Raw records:

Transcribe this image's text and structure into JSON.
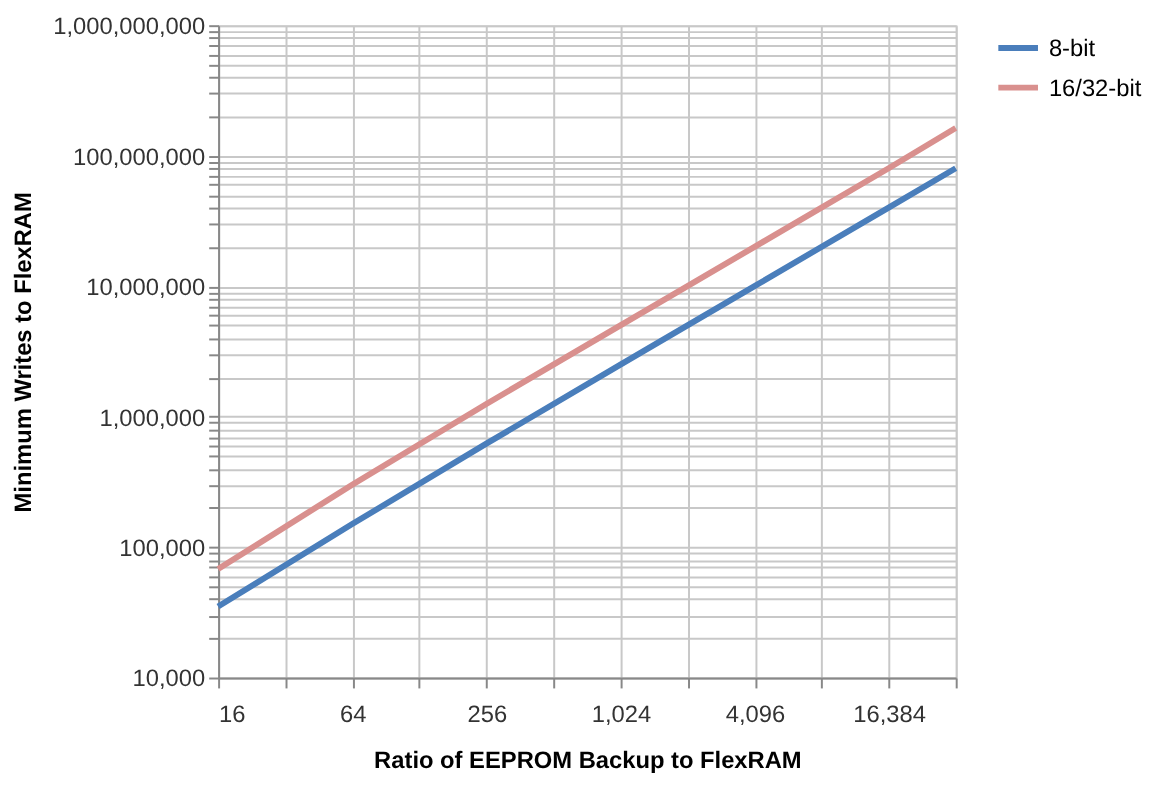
{
  "chart_data": {
    "type": "line",
    "xlabel": "Ratio of EEPROM Backup to FlexRAM",
    "ylabel": "Minimum Writes to FlexRAM",
    "log": "xy",
    "grid": true,
    "legend": "right",
    "marker": "none",
    "line_style": "solid",
    "xlim": [
      16,
      32768
    ],
    "xticks": [
      16,
      {
        "value": 32,
        "label": null
      },
      64,
      {
        "value": 128,
        "label": null
      },
      256,
      {
        "value": 512,
        "label": null
      },
      {
        "value": 1024,
        "label": "1,024"
      },
      {
        "value": 2048,
        "label": null
      },
      {
        "value": 4096,
        "label": "4,096"
      },
      {
        "value": 8192,
        "label": null
      },
      {
        "value": 16384,
        "label": "16,384"
      },
      {
        "value": 32768,
        "label": null
      }
    ],
    "ylim": [
      10000,
      1000000000
    ],
    "yticks": [
      {
        "value": 10000,
        "label": "10,000"
      },
      {
        "value": 20000,
        "label": null
      },
      {
        "value": 30000,
        "label": null
      },
      {
        "value": 40000,
        "label": null
      },
      {
        "value": 50000,
        "label": null
      },
      {
        "value": 60000,
        "label": null
      },
      {
        "value": 70000,
        "label": null
      },
      {
        "value": 80000,
        "label": null
      },
      {
        "value": 90000,
        "label": null
      },
      {
        "value": 100000,
        "label": "100,000"
      },
      {
        "value": 200000,
        "label": null
      },
      {
        "value": 300000,
        "label": null
      },
      {
        "value": 400000,
        "label": null
      },
      {
        "value": 500000,
        "label": null
      },
      {
        "value": 600000,
        "label": null
      },
      {
        "value": 700000,
        "label": null
      },
      {
        "value": 800000,
        "label": null
      },
      {
        "value": 900000,
        "label": null
      },
      {
        "value": 1000000,
        "label": "1,000,000"
      },
      {
        "value": 2000000,
        "label": null
      },
      {
        "value": 3000000,
        "label": null
      },
      {
        "value": 4000000,
        "label": null
      },
      {
        "value": 5000000,
        "label": null
      },
      {
        "value": 6000000,
        "label": null
      },
      {
        "value": 7000000,
        "label": null
      },
      {
        "value": 8000000,
        "label": null
      },
      {
        "value": 9000000,
        "label": null
      },
      {
        "value": 10000000,
        "label": "10,000,000"
      },
      {
        "value": 20000000,
        "label": null
      },
      {
        "value": 30000000,
        "label": null
      },
      {
        "value": 40000000,
        "label": null
      },
      {
        "value": 50000000,
        "label": null
      },
      {
        "value": 60000000,
        "label": null
      },
      {
        "value": 70000000,
        "label": null
      },
      {
        "value": 80000000,
        "label": null
      },
      {
        "value": 90000000,
        "label": null
      },
      {
        "value": 100000000,
        "label": "100,000,000"
      },
      {
        "value": 200000000,
        "label": null
      },
      {
        "value": 300000000,
        "label": null
      },
      {
        "value": 400000000,
        "label": null
      },
      {
        "value": 500000000,
        "label": null
      },
      {
        "value": 600000000,
        "label": null
      },
      {
        "value": 700000000,
        "label": null
      },
      {
        "value": 800000000,
        "label": null
      },
      {
        "value": 900000000,
        "label": null
      },
      {
        "value": 1000000000,
        "label": "1,000,000,000"
      }
    ],
    "x": [
      16,
      64,
      256,
      1024,
      4096,
      16384,
      32768
    ],
    "series": [
      {
        "name": "8-bit",
        "color": "#4a7ebb",
        "values": [
          35000,
          150000,
          620000,
          2500000,
          10000000,
          40000000,
          80000000
        ]
      },
      {
        "name": "16/32-bit",
        "color": "#d9908e",
        "values": [
          68000,
          300000,
          1250000,
          5000000,
          20000000,
          80000000,
          163000000
        ]
      }
    ]
  }
}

● **PROBLEM**: State the number of lines in the data that include the string "FlexRAM", and add nothing else.

● **REPLY**: 2